## begin RAW RECORDS

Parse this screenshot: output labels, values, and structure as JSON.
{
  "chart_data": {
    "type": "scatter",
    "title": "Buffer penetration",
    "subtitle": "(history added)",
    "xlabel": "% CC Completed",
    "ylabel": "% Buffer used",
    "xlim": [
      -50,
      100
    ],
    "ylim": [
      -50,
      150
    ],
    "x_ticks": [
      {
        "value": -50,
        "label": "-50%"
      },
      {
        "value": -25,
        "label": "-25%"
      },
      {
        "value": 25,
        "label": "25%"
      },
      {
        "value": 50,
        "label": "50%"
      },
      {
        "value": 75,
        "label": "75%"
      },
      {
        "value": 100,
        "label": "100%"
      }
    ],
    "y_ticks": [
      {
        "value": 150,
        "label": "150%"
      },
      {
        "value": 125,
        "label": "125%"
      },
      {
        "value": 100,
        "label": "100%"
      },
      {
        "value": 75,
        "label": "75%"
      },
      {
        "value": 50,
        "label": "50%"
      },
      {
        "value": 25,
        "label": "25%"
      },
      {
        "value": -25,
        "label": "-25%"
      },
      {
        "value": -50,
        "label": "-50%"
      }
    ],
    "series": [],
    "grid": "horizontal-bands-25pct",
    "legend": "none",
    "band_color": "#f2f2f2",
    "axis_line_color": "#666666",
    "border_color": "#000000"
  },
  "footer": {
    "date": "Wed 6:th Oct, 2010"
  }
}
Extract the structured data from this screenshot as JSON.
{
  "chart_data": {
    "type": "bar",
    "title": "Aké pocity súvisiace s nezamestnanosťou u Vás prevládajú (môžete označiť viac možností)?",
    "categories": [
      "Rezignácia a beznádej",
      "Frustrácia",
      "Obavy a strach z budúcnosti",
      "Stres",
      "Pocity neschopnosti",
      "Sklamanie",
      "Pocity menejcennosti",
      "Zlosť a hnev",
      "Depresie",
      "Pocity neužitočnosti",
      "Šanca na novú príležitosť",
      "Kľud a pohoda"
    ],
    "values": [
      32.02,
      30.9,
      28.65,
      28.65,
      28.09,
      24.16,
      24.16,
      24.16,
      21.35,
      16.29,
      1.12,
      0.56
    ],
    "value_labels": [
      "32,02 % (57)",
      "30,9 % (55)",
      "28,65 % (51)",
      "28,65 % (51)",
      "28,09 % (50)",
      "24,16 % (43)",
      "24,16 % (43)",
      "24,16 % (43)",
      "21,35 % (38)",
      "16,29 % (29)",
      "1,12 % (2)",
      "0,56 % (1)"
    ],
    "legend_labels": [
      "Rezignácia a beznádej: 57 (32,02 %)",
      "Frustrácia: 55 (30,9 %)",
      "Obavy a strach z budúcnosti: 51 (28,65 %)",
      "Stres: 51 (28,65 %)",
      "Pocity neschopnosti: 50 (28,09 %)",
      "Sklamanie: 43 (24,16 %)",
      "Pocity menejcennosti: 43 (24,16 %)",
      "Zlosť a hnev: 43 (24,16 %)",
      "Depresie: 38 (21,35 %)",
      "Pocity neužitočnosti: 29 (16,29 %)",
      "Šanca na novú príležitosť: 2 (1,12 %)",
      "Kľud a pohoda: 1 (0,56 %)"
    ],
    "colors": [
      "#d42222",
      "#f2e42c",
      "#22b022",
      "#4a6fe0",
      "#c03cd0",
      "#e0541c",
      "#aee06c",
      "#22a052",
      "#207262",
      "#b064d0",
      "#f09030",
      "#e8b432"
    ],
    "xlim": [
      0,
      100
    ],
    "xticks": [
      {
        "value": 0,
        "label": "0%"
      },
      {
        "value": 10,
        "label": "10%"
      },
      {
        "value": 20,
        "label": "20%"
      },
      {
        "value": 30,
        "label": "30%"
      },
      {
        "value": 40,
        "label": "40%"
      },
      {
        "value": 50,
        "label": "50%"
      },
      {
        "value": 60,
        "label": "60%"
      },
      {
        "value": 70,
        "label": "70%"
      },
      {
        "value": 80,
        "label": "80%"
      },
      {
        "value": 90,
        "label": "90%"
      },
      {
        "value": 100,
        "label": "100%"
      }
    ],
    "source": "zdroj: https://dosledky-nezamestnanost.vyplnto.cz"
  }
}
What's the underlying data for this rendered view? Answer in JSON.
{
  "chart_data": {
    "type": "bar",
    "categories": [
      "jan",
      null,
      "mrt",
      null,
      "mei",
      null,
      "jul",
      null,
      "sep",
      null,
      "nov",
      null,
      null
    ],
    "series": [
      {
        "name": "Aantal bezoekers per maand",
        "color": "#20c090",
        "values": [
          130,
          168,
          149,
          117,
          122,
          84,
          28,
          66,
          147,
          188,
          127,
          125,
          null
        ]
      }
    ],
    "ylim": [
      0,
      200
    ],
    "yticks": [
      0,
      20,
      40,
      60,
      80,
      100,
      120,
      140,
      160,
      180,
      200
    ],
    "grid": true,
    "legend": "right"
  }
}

## end RAW RECORDS

Copy all the entries verbatim.

#### [REPLY TO THE TASK]
Parse this screenshot: output labels, values, and structure as JSON.
{
  "chart_data": {
    "type": "scatter",
    "title": "Buffer penetration",
    "subtitle": "(history added)",
    "xlabel": "% CC Completed",
    "ylabel": "% Buffer used",
    "xlim": [
      -50,
      100
    ],
    "ylim": [
      -50,
      150
    ],
    "x_ticks": [
      {
        "value": -50,
        "label": "-50%"
      },
      {
        "value": -25,
        "label": "-25%"
      },
      {
        "value": 25,
        "label": "25%"
      },
      {
        "value": 50,
        "label": "50%"
      },
      {
        "value": 75,
        "label": "75%"
      },
      {
        "value": 100,
        "label": "100%"
      }
    ],
    "y_ticks": [
      {
        "value": 150,
        "label": "150%"
      },
      {
        "value": 125,
        "label": "125%"
      },
      {
        "value": 100,
        "label": "100%"
      },
      {
        "value": 75,
        "label": "75%"
      },
      {
        "value": 50,
        "label": "50%"
      },
      {
        "value": 25,
        "label": "25%"
      },
      {
        "value": -25,
        "label": "-25%"
      },
      {
        "value": -50,
        "label": "-50%"
      }
    ],
    "series": [],
    "grid": "horizontal-bands-25pct",
    "legend": "none",
    "band_color": "#f2f2f2",
    "axis_line_color": "#666666",
    "border_color": "#000000"
  },
  "footer": {
    "date": "Wed 6:th Oct, 2010"
  }
}
Extract the structured data from this screenshot as JSON.
{
  "chart_data": {
    "type": "bar",
    "title": "Aké pocity súvisiace s nezamestnanosťou u Vás prevládajú (môžete označiť viac možností)?",
    "categories": [
      "Rezignácia a beznádej",
      "Frustrácia",
      "Obavy a strach z budúcnosti",
      "Stres",
      "Pocity neschopnosti",
      "Sklamanie",
      "Pocity menejcennosti",
      "Zlosť a hnev",
      "Depresie",
      "Pocity neužitočnosti",
      "Šanca na novú príležitosť",
      "Kľud a pohoda"
    ],
    "values": [
      32.02,
      30.9,
      28.65,
      28.65,
      28.09,
      24.16,
      24.16,
      24.16,
      21.35,
      16.29,
      1.12,
      0.56
    ],
    "value_labels": [
      "32,02 % (57)",
      "30,9 % (55)",
      "28,65 % (51)",
      "28,65 % (51)",
      "28,09 % (50)",
      "24,16 % (43)",
      "24,16 % (43)",
      "24,16 % (43)",
      "21,35 % (38)",
      "16,29 % (29)",
      "1,12 % (2)",
      "0,56 % (1)"
    ],
    "legend_labels": [
      "Rezignácia a beznádej: 57 (32,02 %)",
      "Frustrácia: 55 (30,9 %)",
      "Obavy a strach z budúcnosti: 51 (28,65 %)",
      "Stres: 51 (28,65 %)",
      "Pocity neschopnosti: 50 (28,09 %)",
      "Sklamanie: 43 (24,16 %)",
      "Pocity menejcennosti: 43 (24,16 %)",
      "Zlosť a hnev: 43 (24,16 %)",
      "Depresie: 38 (21,35 %)",
      "Pocity neužitočnosti: 29 (16,29 %)",
      "Šanca na novú príležitosť: 2 (1,12 %)",
      "Kľud a pohoda: 1 (0,56 %)"
    ],
    "colors": [
      "#d42222",
      "#f2e42c",
      "#22b022",
      "#4a6fe0",
      "#c03cd0",
      "#e0541c",
      "#aee06c",
      "#22a052",
      "#207262",
      "#b064d0",
      "#f09030",
      "#e8b432"
    ],
    "xlim": [
      0,
      100
    ],
    "xticks": [
      {
        "value": 0,
        "label": "0%"
      },
      {
        "value": 10,
        "label": "10%"
      },
      {
        "value": 20,
        "label": "20%"
      },
      {
        "value": 30,
        "label": "30%"
      },
      {
        "value": 40,
        "label": "40%"
      },
      {
        "value": 50,
        "label": "50%"
      },
      {
        "value": 60,
        "label": "60%"
      },
      {
        "value": 70,
        "label": "70%"
      },
      {
        "value": 80,
        "label": "80%"
      },
      {
        "value": 90,
        "label": "90%"
      },
      {
        "value": 100,
        "label": "100%"
      }
    ],
    "source": "zdroj: https://dosledky-nezamestnanost.vyplnto.cz"
  }
}
What's the underlying data for this rendered view? Answer in JSON.
{
  "chart_data": {
    "type": "bar",
    "categories": [
      "jan",
      null,
      "mrt",
      null,
      "mei",
      null,
      "jul",
      null,
      "sep",
      null,
      "nov",
      null,
      null
    ],
    "series": [
      {
        "name": "Aantal bezoekers per maand",
        "color": "#20c090",
        "values": [
          130,
          168,
          149,
          117,
          122,
          84,
          28,
          66,
          147,
          188,
          127,
          125,
          null
        ]
      }
    ],
    "ylim": [
      0,
      200
    ],
    "yticks": [
      0,
      20,
      40,
      60,
      80,
      100,
      120,
      140,
      160,
      180,
      200
    ],
    "grid": true,
    "legend": "right"
  }
}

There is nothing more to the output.